[Entries from a visual dataset]
════════════════════

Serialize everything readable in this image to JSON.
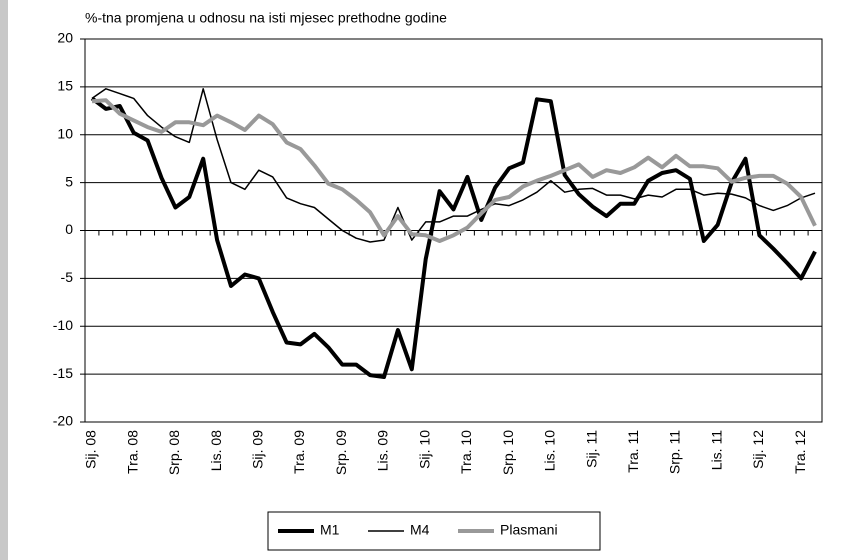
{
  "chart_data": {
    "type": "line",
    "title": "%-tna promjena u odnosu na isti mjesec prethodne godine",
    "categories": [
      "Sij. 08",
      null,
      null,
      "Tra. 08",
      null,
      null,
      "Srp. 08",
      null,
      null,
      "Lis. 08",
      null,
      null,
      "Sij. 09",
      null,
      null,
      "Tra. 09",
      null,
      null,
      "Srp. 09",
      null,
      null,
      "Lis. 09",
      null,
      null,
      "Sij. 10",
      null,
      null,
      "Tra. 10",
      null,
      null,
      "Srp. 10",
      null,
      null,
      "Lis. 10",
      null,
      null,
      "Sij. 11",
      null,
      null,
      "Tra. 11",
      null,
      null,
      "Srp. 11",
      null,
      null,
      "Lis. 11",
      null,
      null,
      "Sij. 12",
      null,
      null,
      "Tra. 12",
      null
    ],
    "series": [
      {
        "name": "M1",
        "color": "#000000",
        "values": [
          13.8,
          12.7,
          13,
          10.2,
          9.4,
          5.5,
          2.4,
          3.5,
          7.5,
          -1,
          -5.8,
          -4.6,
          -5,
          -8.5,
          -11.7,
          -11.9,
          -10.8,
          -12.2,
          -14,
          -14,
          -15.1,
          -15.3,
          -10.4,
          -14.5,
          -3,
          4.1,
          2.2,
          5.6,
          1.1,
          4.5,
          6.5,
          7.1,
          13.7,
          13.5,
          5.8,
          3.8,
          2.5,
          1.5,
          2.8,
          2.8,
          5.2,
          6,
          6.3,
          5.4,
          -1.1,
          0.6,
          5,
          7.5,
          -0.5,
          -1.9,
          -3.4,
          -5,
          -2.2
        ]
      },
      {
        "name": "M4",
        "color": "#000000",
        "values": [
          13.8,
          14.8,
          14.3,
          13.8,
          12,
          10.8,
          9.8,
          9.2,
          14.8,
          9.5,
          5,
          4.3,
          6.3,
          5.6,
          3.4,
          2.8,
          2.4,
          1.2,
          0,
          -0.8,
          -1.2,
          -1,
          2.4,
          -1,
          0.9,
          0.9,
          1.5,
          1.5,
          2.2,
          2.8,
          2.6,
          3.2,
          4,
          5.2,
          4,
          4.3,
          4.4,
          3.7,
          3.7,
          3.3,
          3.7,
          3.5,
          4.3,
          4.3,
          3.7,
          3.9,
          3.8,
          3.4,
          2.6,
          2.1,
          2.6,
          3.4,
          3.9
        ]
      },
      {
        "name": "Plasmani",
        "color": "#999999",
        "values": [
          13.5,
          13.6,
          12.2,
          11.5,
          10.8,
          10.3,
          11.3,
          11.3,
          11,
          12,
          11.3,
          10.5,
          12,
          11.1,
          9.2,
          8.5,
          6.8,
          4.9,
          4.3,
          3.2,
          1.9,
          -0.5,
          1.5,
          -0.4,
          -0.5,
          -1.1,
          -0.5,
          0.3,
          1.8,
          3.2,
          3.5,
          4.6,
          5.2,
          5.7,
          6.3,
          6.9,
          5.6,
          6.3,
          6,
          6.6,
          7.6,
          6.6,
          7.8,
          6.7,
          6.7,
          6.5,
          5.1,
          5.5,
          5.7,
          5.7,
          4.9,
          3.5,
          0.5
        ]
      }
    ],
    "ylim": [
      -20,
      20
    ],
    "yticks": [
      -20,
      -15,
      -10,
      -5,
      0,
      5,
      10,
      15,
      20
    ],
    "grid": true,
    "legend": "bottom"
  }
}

════════════════════

■ WORK TO DO: Retype each line of the listing above word for word. Exclude the pictures.

■ THE RESULT:
Serialize everything readable in this image to JSON.
{
  "chart_data": {
    "type": "line",
    "title": "%-tna promjena u odnosu na isti mjesec prethodne godine",
    "categories": [
      "Sij. 08",
      null,
      null,
      "Tra. 08",
      null,
      null,
      "Srp. 08",
      null,
      null,
      "Lis. 08",
      null,
      null,
      "Sij. 09",
      null,
      null,
      "Tra. 09",
      null,
      null,
      "Srp. 09",
      null,
      null,
      "Lis. 09",
      null,
      null,
      "Sij. 10",
      null,
      null,
      "Tra. 10",
      null,
      null,
      "Srp. 10",
      null,
      null,
      "Lis. 10",
      null,
      null,
      "Sij. 11",
      null,
      null,
      "Tra. 11",
      null,
      null,
      "Srp. 11",
      null,
      null,
      "Lis. 11",
      null,
      null,
      "Sij. 12",
      null,
      null,
      "Tra. 12",
      null
    ],
    "series": [
      {
        "name": "M1",
        "color": "#000000",
        "values": [
          13.8,
          12.7,
          13,
          10.2,
          9.4,
          5.5,
          2.4,
          3.5,
          7.5,
          -1,
          -5.8,
          -4.6,
          -5,
          -8.5,
          -11.7,
          -11.9,
          -10.8,
          -12.2,
          -14,
          -14,
          -15.1,
          -15.3,
          -10.4,
          -14.5,
          -3,
          4.1,
          2.2,
          5.6,
          1.1,
          4.5,
          6.5,
          7.1,
          13.7,
          13.5,
          5.8,
          3.8,
          2.5,
          1.5,
          2.8,
          2.8,
          5.2,
          6,
          6.3,
          5.4,
          -1.1,
          0.6,
          5,
          7.5,
          -0.5,
          -1.9,
          -3.4,
          -5,
          -2.2
        ]
      },
      {
        "name": "M4",
        "color": "#000000",
        "values": [
          13.8,
          14.8,
          14.3,
          13.8,
          12,
          10.8,
          9.8,
          9.2,
          14.8,
          9.5,
          5,
          4.3,
          6.3,
          5.6,
          3.4,
          2.8,
          2.4,
          1.2,
          0,
          -0.8,
          -1.2,
          -1,
          2.4,
          -1,
          0.9,
          0.9,
          1.5,
          1.5,
          2.2,
          2.8,
          2.6,
          3.2,
          4,
          5.2,
          4,
          4.3,
          4.4,
          3.7,
          3.7,
          3.3,
          3.7,
          3.5,
          4.3,
          4.3,
          3.7,
          3.9,
          3.8,
          3.4,
          2.6,
          2.1,
          2.6,
          3.4,
          3.9
        ]
      },
      {
        "name": "Plasmani",
        "color": "#999999",
        "values": [
          13.5,
          13.6,
          12.2,
          11.5,
          10.8,
          10.3,
          11.3,
          11.3,
          11,
          12,
          11.3,
          10.5,
          12,
          11.1,
          9.2,
          8.5,
          6.8,
          4.9,
          4.3,
          3.2,
          1.9,
          -0.5,
          1.5,
          -0.4,
          -0.5,
          -1.1,
          -0.5,
          0.3,
          1.8,
          3.2,
          3.5,
          4.6,
          5.2,
          5.7,
          6.3,
          6.9,
          5.6,
          6.3,
          6,
          6.6,
          7.6,
          6.6,
          7.8,
          6.7,
          6.7,
          6.5,
          5.1,
          5.5,
          5.7,
          5.7,
          4.9,
          3.5,
          0.5
        ]
      }
    ],
    "ylim": [
      -20,
      20
    ],
    "yticks": [
      -20,
      -15,
      -10,
      -5,
      0,
      5,
      10,
      15,
      20
    ],
    "grid": true,
    "legend": "bottom"
  }
}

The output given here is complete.